Exercise instructions: Look through the material and copy each line holding "panel".

Record extracts:
•••
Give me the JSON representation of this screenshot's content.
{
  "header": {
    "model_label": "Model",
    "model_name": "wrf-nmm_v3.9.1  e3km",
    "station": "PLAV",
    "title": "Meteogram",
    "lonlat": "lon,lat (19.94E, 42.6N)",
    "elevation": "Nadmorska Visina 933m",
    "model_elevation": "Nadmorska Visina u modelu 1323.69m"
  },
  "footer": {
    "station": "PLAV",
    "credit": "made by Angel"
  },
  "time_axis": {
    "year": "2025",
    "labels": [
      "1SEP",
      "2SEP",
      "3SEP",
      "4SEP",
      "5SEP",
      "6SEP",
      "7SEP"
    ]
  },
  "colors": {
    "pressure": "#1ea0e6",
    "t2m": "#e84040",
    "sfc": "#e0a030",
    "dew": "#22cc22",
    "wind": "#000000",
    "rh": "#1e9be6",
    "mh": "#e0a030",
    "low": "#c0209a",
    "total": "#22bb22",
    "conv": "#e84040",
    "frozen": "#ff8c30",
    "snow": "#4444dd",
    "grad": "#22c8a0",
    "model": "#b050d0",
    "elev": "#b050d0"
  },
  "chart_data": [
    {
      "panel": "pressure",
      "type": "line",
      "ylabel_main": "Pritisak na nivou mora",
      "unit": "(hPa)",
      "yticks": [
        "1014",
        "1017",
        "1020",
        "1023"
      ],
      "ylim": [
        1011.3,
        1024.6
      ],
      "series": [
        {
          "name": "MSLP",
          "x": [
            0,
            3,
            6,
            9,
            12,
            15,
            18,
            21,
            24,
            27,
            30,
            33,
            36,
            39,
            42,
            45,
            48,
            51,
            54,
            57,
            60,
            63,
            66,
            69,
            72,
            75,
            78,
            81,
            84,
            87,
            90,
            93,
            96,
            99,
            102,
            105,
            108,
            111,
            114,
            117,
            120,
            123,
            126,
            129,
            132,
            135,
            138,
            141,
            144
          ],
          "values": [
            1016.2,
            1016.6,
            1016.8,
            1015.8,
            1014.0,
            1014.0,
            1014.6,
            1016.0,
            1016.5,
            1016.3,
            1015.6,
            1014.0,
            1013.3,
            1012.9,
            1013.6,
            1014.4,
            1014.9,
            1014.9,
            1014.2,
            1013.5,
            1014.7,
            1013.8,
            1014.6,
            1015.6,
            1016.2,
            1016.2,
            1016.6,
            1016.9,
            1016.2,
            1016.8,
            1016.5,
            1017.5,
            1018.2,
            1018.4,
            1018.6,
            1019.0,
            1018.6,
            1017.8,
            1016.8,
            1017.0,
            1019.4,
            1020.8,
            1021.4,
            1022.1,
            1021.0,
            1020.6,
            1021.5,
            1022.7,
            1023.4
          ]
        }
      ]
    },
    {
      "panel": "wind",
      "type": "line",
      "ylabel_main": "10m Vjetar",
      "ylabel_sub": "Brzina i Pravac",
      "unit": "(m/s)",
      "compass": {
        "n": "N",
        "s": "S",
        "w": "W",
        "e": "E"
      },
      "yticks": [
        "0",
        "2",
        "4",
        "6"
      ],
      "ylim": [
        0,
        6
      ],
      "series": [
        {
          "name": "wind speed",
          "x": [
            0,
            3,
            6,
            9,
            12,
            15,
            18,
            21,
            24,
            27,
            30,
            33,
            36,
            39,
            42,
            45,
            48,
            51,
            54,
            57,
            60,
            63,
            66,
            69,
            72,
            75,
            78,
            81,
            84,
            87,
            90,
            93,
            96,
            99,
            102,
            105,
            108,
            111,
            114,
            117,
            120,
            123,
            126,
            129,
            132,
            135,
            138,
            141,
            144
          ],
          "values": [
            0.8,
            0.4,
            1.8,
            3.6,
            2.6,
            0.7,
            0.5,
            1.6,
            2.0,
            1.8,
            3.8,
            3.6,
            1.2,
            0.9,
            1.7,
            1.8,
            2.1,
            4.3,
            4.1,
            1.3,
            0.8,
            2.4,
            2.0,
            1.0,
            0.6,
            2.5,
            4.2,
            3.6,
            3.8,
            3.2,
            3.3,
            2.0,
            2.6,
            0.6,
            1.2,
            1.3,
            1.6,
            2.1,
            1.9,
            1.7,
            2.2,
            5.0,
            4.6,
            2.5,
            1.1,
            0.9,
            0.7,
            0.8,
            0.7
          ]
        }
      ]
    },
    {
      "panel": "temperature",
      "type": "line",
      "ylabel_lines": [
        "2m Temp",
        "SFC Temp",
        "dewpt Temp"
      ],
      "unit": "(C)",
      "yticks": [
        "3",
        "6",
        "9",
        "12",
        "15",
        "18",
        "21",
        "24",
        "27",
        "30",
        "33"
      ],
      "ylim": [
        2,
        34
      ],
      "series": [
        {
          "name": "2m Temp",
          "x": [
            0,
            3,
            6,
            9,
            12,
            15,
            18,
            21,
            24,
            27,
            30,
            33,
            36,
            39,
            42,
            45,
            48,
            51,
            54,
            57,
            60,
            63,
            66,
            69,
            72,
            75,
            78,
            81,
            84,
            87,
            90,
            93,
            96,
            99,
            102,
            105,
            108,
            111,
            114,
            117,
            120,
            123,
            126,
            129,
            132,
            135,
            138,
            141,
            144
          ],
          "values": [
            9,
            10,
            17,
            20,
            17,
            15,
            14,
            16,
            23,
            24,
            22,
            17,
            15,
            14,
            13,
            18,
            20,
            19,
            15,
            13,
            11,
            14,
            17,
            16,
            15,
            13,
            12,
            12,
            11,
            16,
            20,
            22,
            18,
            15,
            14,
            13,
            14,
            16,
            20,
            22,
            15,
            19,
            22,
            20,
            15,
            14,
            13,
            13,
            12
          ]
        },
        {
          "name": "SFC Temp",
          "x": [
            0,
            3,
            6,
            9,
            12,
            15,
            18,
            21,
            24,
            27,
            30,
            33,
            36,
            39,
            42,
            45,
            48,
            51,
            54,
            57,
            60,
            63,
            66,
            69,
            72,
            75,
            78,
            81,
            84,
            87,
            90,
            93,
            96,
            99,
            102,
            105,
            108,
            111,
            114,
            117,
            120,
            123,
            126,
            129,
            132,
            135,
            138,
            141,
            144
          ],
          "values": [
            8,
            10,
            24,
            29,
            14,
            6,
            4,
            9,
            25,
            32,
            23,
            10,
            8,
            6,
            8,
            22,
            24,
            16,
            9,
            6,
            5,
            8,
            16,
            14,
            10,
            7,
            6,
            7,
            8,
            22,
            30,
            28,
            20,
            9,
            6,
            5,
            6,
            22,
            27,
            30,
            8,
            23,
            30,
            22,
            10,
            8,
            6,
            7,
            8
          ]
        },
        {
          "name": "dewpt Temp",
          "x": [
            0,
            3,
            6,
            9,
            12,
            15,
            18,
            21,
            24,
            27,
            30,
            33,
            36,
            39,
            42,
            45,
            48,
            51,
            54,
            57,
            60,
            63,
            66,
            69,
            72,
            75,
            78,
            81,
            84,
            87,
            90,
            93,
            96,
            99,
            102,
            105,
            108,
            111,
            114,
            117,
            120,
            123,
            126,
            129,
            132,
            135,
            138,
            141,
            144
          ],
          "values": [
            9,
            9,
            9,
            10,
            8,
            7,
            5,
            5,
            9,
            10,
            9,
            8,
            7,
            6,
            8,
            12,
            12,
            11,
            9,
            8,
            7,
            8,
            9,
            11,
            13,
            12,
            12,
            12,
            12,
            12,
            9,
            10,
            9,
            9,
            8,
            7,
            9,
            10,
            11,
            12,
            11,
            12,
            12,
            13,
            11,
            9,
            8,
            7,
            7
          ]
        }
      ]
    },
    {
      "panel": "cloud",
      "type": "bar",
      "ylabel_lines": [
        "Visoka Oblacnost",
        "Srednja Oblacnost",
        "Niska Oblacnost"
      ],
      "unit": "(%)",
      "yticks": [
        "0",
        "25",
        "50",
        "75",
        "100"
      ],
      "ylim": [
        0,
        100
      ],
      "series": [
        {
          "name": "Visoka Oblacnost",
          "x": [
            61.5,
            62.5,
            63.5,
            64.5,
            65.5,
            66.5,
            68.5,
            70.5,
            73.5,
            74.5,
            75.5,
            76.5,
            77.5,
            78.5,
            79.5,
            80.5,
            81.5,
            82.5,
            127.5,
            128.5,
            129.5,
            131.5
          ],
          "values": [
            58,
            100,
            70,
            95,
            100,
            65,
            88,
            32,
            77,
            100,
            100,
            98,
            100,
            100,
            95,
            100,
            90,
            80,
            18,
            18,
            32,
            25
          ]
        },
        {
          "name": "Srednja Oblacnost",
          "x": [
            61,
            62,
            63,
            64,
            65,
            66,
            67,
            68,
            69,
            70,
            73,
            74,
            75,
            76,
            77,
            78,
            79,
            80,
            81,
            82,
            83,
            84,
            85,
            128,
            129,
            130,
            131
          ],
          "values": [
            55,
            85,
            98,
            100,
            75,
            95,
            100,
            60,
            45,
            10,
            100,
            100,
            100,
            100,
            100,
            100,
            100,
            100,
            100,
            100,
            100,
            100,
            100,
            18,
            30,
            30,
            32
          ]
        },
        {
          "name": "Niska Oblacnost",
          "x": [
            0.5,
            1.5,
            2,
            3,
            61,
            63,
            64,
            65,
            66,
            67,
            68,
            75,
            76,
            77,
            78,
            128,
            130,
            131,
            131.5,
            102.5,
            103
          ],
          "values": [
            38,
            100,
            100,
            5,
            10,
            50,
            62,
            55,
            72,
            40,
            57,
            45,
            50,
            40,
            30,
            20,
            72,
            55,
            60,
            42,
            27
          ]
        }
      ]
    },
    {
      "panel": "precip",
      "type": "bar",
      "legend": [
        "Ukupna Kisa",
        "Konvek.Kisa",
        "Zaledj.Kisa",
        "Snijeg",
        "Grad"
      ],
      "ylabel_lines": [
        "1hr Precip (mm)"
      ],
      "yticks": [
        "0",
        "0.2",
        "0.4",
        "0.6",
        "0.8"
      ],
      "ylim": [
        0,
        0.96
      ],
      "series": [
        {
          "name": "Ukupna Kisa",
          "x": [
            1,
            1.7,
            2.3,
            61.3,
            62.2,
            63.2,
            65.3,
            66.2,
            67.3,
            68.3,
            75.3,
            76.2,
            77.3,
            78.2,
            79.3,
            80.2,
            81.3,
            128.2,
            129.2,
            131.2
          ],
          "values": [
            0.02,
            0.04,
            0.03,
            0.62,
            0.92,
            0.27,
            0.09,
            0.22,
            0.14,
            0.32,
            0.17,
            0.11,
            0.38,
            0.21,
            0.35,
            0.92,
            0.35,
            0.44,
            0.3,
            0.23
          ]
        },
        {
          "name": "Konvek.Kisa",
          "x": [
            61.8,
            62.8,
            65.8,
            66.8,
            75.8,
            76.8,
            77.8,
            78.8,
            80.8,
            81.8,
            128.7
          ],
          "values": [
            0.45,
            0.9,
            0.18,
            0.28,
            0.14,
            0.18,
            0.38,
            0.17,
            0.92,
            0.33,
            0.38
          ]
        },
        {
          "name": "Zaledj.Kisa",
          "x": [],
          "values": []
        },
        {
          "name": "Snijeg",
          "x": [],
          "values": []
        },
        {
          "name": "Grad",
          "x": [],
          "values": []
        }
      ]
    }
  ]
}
•••
Task result:
      "panel": "pressure",
      "panel": "wind",
      "panel": "temperature",
      "panel": "cloud",
      "panel": "precip",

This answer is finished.